- WRITTEN EXERCISE
Return all of the data exactly, with nothing left out but the pictures.

___ RECORDS FOR THE EXERCISE

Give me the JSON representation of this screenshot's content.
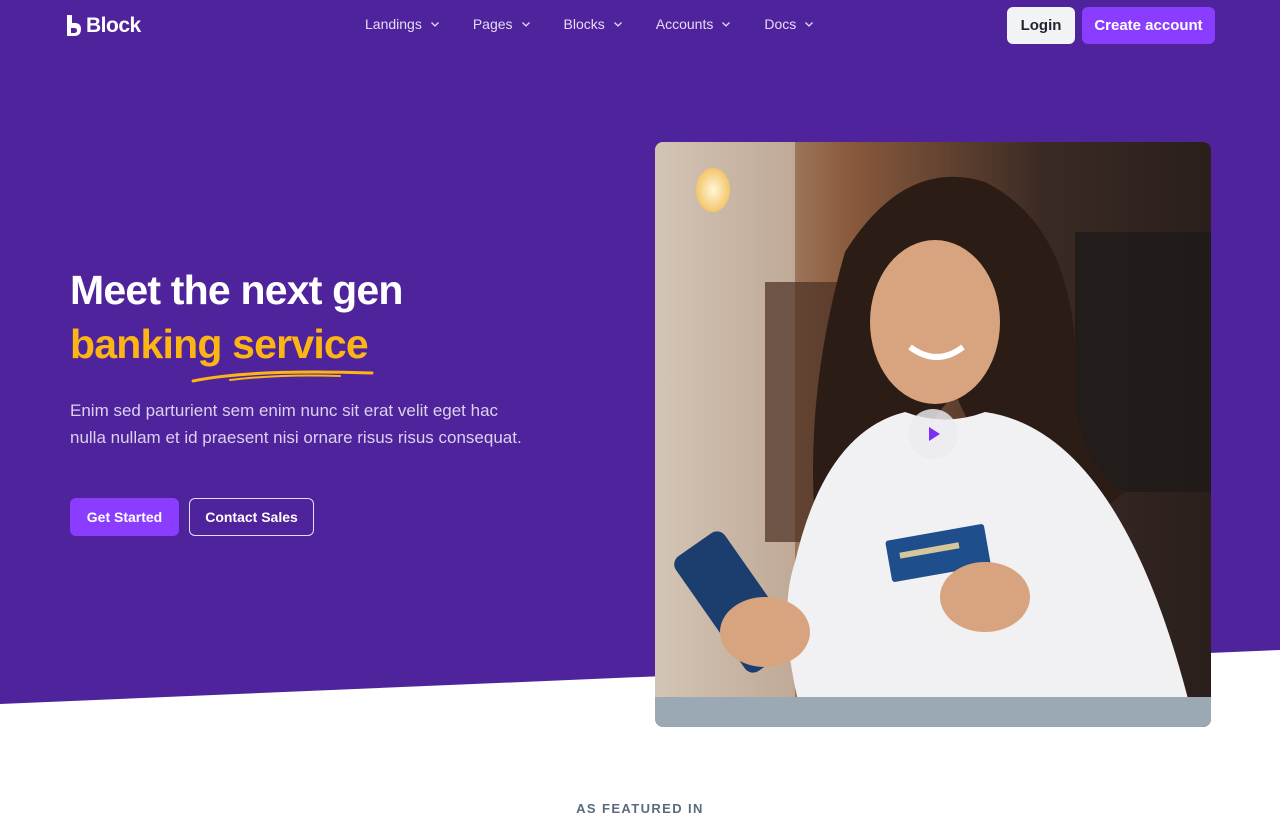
{
  "brand": {
    "name": "Block"
  },
  "nav": {
    "items": [
      {
        "label": "Landings"
      },
      {
        "label": "Pages"
      },
      {
        "label": "Blocks"
      },
      {
        "label": "Accounts"
      },
      {
        "label": "Docs"
      }
    ],
    "login_label": "Login",
    "create_account_label": "Create account"
  },
  "hero": {
    "title_line1": "Meet the next gen",
    "title_accent": "banking service",
    "subtitle": "Enim sed parturient sem enim nunc sit erat velit eget hac nulla nullam et id praesent nisi ornare risus risus consequat.",
    "primary_cta": "Get Started",
    "secondary_cta": "Contact Sales"
  },
  "featured": {
    "label": "AS FEATURED IN"
  },
  "colors": {
    "hero_bg": "#4f239b",
    "accent": "#fdb515",
    "primary_button": "#8b3dff"
  }
}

______

- THE COMPLETED TASK
Give me the JSON representation of this screenshot's content.
{
  "brand": {
    "name": "Block"
  },
  "nav": {
    "items": [
      {
        "label": "Landings"
      },
      {
        "label": "Pages"
      },
      {
        "label": "Blocks"
      },
      {
        "label": "Accounts"
      },
      {
        "label": "Docs"
      }
    ],
    "login_label": "Login",
    "create_account_label": "Create account"
  },
  "hero": {
    "title_line1": "Meet the next gen",
    "title_accent": "banking service",
    "subtitle": "Enim sed parturient sem enim nunc sit erat velit eget hac nulla nullam et id praesent nisi ornare risus risus consequat.",
    "primary_cta": "Get Started",
    "secondary_cta": "Contact Sales"
  },
  "featured": {
    "label": "AS FEATURED IN"
  },
  "colors": {
    "hero_bg": "#4f239b",
    "accent": "#fdb515",
    "primary_button": "#8b3dff"
  }
}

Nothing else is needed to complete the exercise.